Render every entry verbatim.

Dataset items
^^^^^^^^^^^^^^^^

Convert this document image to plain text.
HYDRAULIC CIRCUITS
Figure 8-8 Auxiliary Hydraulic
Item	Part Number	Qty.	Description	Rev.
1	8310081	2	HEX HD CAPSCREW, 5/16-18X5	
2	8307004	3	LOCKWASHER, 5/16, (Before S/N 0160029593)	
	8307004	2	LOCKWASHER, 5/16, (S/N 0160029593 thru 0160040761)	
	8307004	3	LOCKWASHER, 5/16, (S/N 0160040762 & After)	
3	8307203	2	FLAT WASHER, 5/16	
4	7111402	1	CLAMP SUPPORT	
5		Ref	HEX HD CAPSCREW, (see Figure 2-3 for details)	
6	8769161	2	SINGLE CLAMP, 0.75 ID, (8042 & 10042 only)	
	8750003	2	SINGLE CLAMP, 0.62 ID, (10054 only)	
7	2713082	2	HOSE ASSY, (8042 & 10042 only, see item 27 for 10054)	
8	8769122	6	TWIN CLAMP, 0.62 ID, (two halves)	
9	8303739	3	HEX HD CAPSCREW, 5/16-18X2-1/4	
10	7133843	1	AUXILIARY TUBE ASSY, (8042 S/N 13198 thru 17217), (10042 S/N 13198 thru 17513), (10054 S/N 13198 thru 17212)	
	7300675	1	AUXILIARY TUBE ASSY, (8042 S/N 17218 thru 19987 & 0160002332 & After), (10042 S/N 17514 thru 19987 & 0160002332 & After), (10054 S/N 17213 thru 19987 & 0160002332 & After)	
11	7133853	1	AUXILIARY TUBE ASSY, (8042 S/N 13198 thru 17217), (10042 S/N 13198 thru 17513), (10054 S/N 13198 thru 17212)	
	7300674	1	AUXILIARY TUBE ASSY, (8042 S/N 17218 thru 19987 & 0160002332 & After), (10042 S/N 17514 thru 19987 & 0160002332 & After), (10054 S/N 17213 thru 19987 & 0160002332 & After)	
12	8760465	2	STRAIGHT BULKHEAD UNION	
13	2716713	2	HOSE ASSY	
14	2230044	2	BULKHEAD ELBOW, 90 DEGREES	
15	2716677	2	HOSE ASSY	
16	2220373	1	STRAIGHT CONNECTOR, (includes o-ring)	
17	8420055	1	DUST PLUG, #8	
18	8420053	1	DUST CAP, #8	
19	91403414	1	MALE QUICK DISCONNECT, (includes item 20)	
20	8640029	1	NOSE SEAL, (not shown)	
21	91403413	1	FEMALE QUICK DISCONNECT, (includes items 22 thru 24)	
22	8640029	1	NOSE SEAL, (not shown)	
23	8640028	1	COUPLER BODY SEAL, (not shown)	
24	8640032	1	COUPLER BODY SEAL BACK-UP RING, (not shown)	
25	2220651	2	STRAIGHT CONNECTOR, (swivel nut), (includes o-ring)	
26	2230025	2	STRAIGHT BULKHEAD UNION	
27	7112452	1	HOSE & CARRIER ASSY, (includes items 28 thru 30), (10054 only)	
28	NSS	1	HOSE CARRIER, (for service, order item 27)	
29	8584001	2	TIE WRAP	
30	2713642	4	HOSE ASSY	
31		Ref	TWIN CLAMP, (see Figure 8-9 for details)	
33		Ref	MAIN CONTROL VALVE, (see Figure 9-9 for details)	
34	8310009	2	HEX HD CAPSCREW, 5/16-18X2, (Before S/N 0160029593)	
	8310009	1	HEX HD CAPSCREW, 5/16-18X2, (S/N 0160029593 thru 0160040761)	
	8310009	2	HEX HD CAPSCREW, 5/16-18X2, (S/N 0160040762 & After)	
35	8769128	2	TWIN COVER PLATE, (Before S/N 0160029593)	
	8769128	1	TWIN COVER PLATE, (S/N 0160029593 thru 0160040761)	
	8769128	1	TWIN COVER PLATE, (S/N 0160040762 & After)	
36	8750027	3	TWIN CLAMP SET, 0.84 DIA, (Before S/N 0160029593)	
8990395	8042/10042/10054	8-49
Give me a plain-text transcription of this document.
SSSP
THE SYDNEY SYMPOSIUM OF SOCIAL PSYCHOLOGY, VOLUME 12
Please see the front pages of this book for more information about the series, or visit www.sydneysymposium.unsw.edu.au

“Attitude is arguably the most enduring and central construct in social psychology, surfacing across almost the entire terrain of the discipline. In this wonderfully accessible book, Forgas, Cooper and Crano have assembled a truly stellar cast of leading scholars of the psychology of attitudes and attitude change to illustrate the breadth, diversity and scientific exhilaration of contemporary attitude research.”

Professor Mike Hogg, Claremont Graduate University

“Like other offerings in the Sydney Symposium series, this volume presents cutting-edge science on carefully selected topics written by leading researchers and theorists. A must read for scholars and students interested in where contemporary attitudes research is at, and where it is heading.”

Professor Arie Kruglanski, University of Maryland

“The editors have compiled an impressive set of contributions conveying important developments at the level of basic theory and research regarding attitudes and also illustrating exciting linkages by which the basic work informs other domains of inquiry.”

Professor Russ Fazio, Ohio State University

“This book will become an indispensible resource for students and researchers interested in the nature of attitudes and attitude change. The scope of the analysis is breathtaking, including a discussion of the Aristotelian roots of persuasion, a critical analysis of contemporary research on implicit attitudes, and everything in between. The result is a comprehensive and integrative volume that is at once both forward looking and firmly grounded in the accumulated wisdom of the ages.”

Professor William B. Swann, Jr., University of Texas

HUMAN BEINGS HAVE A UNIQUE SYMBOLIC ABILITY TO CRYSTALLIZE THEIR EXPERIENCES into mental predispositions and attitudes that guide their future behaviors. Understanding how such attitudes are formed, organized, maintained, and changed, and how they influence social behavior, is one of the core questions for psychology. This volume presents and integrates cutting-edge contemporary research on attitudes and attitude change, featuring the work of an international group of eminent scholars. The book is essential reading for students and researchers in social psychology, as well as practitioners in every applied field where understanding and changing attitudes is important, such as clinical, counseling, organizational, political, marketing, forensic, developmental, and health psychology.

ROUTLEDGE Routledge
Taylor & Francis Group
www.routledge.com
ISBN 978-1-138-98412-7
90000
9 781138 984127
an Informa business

^^^^^^^^^^^^^^^^

EXERCISE SOLUTION:
Convert this document image to plain text.
HYDRAULIC CIRCUITS
Figure 8-8 Auxiliary Hydraulic
Item	Part Number	Qty.	Description	Rev.
1	8310081	2	HEX HD CAPSCREW, 5/16-18X5	
2	8307004	3	LOCKWASHER, 5/16, (Before S/N 0160029593)	
	8307004	2	LOCKWASHER, 5/16, (S/N 0160029593 thru 0160040761)	
	8307004	3	LOCKWASHER, 5/16, (S/N 0160040762 & After)	
3	8307203	2	FLAT WASHER, 5/16	
4	7111402	1	CLAMP SUPPORT	
5		Ref	HEX HD CAPSCREW, (see Figure 2-3 for details)	
6	8769161	2	SINGLE CLAMP, 0.75 ID, (8042 & 10042 only)	
	8750003	2	SINGLE CLAMP, 0.62 ID, (10054 only)	
7	2713082	2	HOSE ASSY, (8042 & 10042 only, see item 27 for 10054)	
8	8769122	6	TWIN CLAMP, 0.62 ID, (two halves)	
9	8303739	3	HEX HD CAPSCREW, 5/16-18X2-1/4	
10	7133843	1	AUXILIARY TUBE ASSY, (8042 S/N 13198 thru 17217), (10042 S/N 13198 thru 17513), (10054 S/N 13198 thru 17212)	
	7300675	1	AUXILIARY TUBE ASSY, (8042 S/N 17218 thru 19987 & 0160002332 & After), (10042 S/N 17514 thru 19987 & 0160002332 & After), (10054 S/N 17213 thru 19987 & 0160002332 & After)	
11	7133853	1	AUXILIARY TUBE ASSY, (8042 S/N 13198 thru 17217), (10042 S/N 13198 thru 17513), (10054 S/N 13198 thru 17212)	
	7300674	1	AUXILIARY TUBE ASSY, (8042 S/N 17218 thru 19987 & 0160002332 & After), (10042 S/N 17514 thru 19987 & 0160002332 & After), (10054 S/N 17213 thru 19987 & 0160002332 & After)	
12	8760465	2	STRAIGHT BULKHEAD UNION	
13	2716713	2	HOSE ASSY	
14	2230044	2	BULKHEAD ELBOW, 90 DEGREES	
15	2716677	2	HOSE ASSY	
16	2220373	1	STRAIGHT CONNECTOR, (includes o-ring)	
17	8420055	1	DUST PLUG, #8	
18	8420053	1	DUST CAP, #8	
19	91403414	1	MALE QUICK DISCONNECT, (includes item 20)	
20	8640029	1	NOSE SEAL, (not shown)	
21	91403413	1	FEMALE QUICK DISCONNECT, (includes items 22 thru 24)	
22	8640029	1	NOSE SEAL, (not shown)	
23	8640028	1	COUPLER BODY SEAL, (not shown)	
24	8640032	1	COUPLER BODY SEAL BACK-UP RING, (not shown)	
25	2220651	2	STRAIGHT CONNECTOR, (swivel nut), (includes o-ring)	
26	2230025	2	STRAIGHT BULKHEAD UNION	
27	7112452	1	HOSE & CARRIER ASSY, (includes items 28 thru 30), (10054 only)	
28	NSS	1	HOSE CARRIER, (for service, order item 27)	
29	8584001	2	TIE WRAP	
30	2713642	4	HOSE ASSY	
31		Ref	TWIN CLAMP, (see Figure 8-9 for details)	
33		Ref	MAIN CONTROL VALVE, (see Figure 9-9 for details)	
34	8310009	2	HEX HD CAPSCREW, 5/16-18X2, (Before S/N 0160029593)	
	8310009	1	HEX HD CAPSCREW, 5/16-18X2, (S/N 0160029593 thru 0160040761)	
	8310009	2	HEX HD CAPSCREW, 5/16-18X2, (S/N 0160040762 & After)	
35	8769128	2	TWIN COVER PLATE, (Before S/N 0160029593)	
	8769128	1	TWIN COVER PLATE, (S/N 0160029593 thru 0160040761)	
	8769128	1	TWIN COVER PLATE, (S/N 0160040762 & After)	
36	8750027	3	TWIN CLAMP SET, 0.84 DIA, (Before S/N 0160029593)	
8990395	8042/10042/10054	8-49
Give me a plain-text transcription of this document.
SSSP
THE SYDNEY SYMPOSIUM OF SOCIAL PSYCHOLOGY, VOLUME 12
Please see the front pages of this book for more information about the series, or visit www.sydneysymposium.unsw.edu.au

“Attitude is arguably the most enduring and central construct in social psychology, surfacing across almost the entire terrain of the discipline. In this wonderfully accessible book, Forgas, Cooper and Crano have assembled a truly stellar cast of leading scholars of the psychology of attitudes and attitude change to illustrate the breadth, diversity and scientific exhilaration of contemporary attitude research.”

Professor Mike Hogg, Claremont Graduate University

“Like other offerings in the Sydney Symposium series, this volume presents cutting-edge science on carefully selected topics written by leading researchers and theorists. A must read for scholars and students interested in where contemporary attitudes research is at, and where it is heading.”

Professor Arie Kruglanski, University of Maryland

“The editors have compiled an impressive set of contributions conveying important developments at the level of basic theory and research regarding attitudes and also illustrating exciting linkages by which the basic work informs other domains of inquiry.”

Professor Russ Fazio, Ohio State University

“This book will become an indispensible resource for students and researchers interested in the nature of attitudes and attitude change. The scope of the analysis is breathtaking, including a discussion of the Aristotelian roots of persuasion, a critical analysis of contemporary research on implicit attitudes, and everything in between. The result is a comprehensive and integrative volume that is at once both forward looking and firmly grounded in the accumulated wisdom of the ages.”

Professor William B. Swann, Jr., University of Texas

HUMAN BEINGS HAVE A UNIQUE SYMBOLIC ABILITY TO CRYSTALLIZE THEIR EXPERIENCES into mental predispositions and attitudes that guide their future behaviors. Understanding how such attitudes are formed, organized, maintained, and changed, and how they influence social behavior, is one of the core questions for psychology. This volume presents and integrates cutting-edge contemporary research on attitudes and attitude change, featuring the work of an international group of eminent scholars. The book is essential reading for students and researchers in social psychology, as well as practitioners in every applied field where understanding and changing attitudes is important, such as clinical, counseling, organizational, political, marketing, forensic, developmental, and health psychology.

ROUTLEDGE Routledge
Taylor & Francis Group
www.routledge.com
ISBN 978-1-138-98412-7
90000
9 781138 984127
an Informa business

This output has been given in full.